AIM: Gather up every line from the entries below that uses the word "Iced".

RECORDS TO PROCESS:
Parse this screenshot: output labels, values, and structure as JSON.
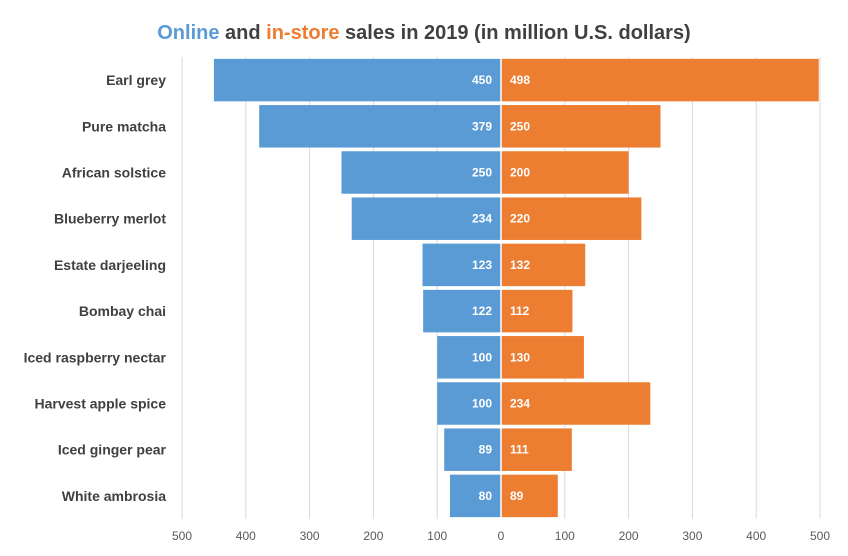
{
  "chart_data": {
    "type": "bar",
    "orientation": "horizontal",
    "layout": "diverging",
    "title_parts": [
      "Online",
      " and ",
      "in-store",
      " sales in 2019 (in million U.S. dollars)"
    ],
    "categories": [
      "Earl grey",
      "Pure matcha",
      "African solstice",
      "Blueberry merlot",
      "Estate darjeeling",
      "Bombay chai",
      "Iced raspberry nectar",
      "Harvest apple spice",
      "Iced ginger pear",
      "White ambrosia"
    ],
    "series": [
      {
        "name": "Online",
        "side": "left",
        "color": "#5B9BD5",
        "values": [
          450,
          379,
          250,
          234,
          123,
          122,
          100,
          100,
          89,
          80
        ]
      },
      {
        "name": "in-store",
        "side": "right",
        "color": "#ED7D31",
        "values": [
          498,
          250,
          200,
          220,
          132,
          112,
          130,
          234,
          111,
          89
        ]
      }
    ],
    "xlim": [
      -500,
      500
    ],
    "x_ticks": [
      -500,
      -400,
      -300,
      -200,
      -100,
      0,
      100,
      200,
      300,
      400,
      500
    ],
    "x_tick_labels": [
      "500",
      "400",
      "300",
      "200",
      "100",
      "0",
      "100",
      "200",
      "300",
      "400",
      "500"
    ],
    "xlabel": "",
    "ylabel": "",
    "grid": true,
    "legend": "none",
    "gridline_color": "#D9D9D9"
  }
}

TASK ANSWER:
      "Iced raspberry nectar",
      "Iced ginger pear",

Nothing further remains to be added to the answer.